--- Begin PROVIDED ENTRIES ---

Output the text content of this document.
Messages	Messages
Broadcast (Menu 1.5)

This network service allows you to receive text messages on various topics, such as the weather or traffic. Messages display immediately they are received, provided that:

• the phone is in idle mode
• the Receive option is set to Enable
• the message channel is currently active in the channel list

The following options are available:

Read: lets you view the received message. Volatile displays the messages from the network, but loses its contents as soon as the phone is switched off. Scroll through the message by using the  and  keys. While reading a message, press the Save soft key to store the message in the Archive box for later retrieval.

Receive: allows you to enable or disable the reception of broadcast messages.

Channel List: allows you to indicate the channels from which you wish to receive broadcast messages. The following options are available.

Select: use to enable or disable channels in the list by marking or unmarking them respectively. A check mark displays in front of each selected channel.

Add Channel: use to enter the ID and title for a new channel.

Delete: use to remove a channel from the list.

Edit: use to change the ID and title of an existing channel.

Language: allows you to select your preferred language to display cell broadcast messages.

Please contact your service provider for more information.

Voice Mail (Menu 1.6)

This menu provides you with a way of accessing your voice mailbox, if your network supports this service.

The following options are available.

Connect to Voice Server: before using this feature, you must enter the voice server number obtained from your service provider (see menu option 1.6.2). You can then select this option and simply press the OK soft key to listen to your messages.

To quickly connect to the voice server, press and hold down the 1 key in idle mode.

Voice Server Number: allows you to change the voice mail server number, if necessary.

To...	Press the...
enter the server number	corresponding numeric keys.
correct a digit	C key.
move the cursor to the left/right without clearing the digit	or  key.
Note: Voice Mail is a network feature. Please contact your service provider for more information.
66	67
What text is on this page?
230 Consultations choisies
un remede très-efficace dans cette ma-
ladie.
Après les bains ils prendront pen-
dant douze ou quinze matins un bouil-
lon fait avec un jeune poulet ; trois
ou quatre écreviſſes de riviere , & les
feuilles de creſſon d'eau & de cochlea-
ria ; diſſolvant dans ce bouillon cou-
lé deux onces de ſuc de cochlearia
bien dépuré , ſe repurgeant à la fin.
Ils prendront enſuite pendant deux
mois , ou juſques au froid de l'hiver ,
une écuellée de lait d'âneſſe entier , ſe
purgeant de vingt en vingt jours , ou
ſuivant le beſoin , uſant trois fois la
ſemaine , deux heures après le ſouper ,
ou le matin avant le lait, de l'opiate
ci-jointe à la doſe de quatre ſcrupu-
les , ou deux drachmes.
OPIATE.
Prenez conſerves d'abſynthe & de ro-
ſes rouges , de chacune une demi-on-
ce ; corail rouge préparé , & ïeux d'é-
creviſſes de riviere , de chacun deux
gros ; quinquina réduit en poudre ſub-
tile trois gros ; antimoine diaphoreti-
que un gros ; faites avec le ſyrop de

--- End PROVIDED ENTRIES ---

◆ WHAT IS ASKED:
Copy out every entry again, exactly as it was given.

◆ WRITTEN SOLUTION:
Output the text content of this document.
Messages	Messages
Broadcast (Menu 1.5)

This network service allows you to receive text messages on various topics, such as the weather or traffic. Messages display immediately they are received, provided that:

• the phone is in idle mode
• the Receive option is set to Enable
• the message channel is currently active in the channel list

The following options are available:

Read: lets you view the received message. Volatile displays the messages from the network, but loses its contents as soon as the phone is switched off. Scroll through the message by using the  and  keys. While reading a message, press the Save soft key to store the message in the Archive box for later retrieval.

Receive: allows you to enable or disable the reception of broadcast messages.

Channel List: allows you to indicate the channels from which you wish to receive broadcast messages. The following options are available.

Select: use to enable or disable channels in the list by marking or unmarking them respectively. A check mark displays in front of each selected channel.

Add Channel: use to enter the ID and title for a new channel.

Delete: use to remove a channel from the list.

Edit: use to change the ID and title of an existing channel.

Language: allows you to select your preferred language to display cell broadcast messages.

Please contact your service provider for more information.

Voice Mail (Menu 1.6)

This menu provides you with a way of accessing your voice mailbox, if your network supports this service.

The following options are available.

Connect to Voice Server: before using this feature, you must enter the voice server number obtained from your service provider (see menu option 1.6.2). You can then select this option and simply press the OK soft key to listen to your messages.

To quickly connect to the voice server, press and hold down the 1 key in idle mode.

Voice Server Number: allows you to change the voice mail server number, if necessary.

To...	Press the...
enter the server number	corresponding numeric keys.
correct a digit	C key.
move the cursor to the left/right without clearing the digit	or  key.
Note: Voice Mail is a network feature. Please contact your service provider for more information.
66	67
What text is on this page?
230 Consultations choisies
un remede très-efficace dans cette ma-
ladie.
Après les bains ils prendront pen-
dant douze ou quinze matins un bouil-
lon fait avec un jeune poulet ; trois
ou quatre écreviſſes de riviere , & les
feuilles de creſſon d'eau & de cochlea-
ria ; diſſolvant dans ce bouillon cou-
lé deux onces de ſuc de cochlearia
bien dépuré , ſe repurgeant à la fin.
Ils prendront enſuite pendant deux
mois , ou juſques au froid de l'hiver ,
une écuellée de lait d'âneſſe entier , ſe
purgeant de vingt en vingt jours , ou
ſuivant le beſoin , uſant trois fois la
ſemaine , deux heures après le ſouper ,
ou le matin avant le lait, de l'opiate
ci-jointe à la doſe de quatre ſcrupu-
les , ou deux drachmes.
OPIATE.
Prenez conſerves d'abſynthe & de ro-
ſes rouges , de chacune une demi-on-
ce ; corail rouge préparé , & ïeux d'é-
creviſſes de riviere , de chacun deux
gros ; quinquina réduit en poudre ſub-
tile trois gros ; antimoine diaphoreti-
que un gros ; faites avec le ſyrop de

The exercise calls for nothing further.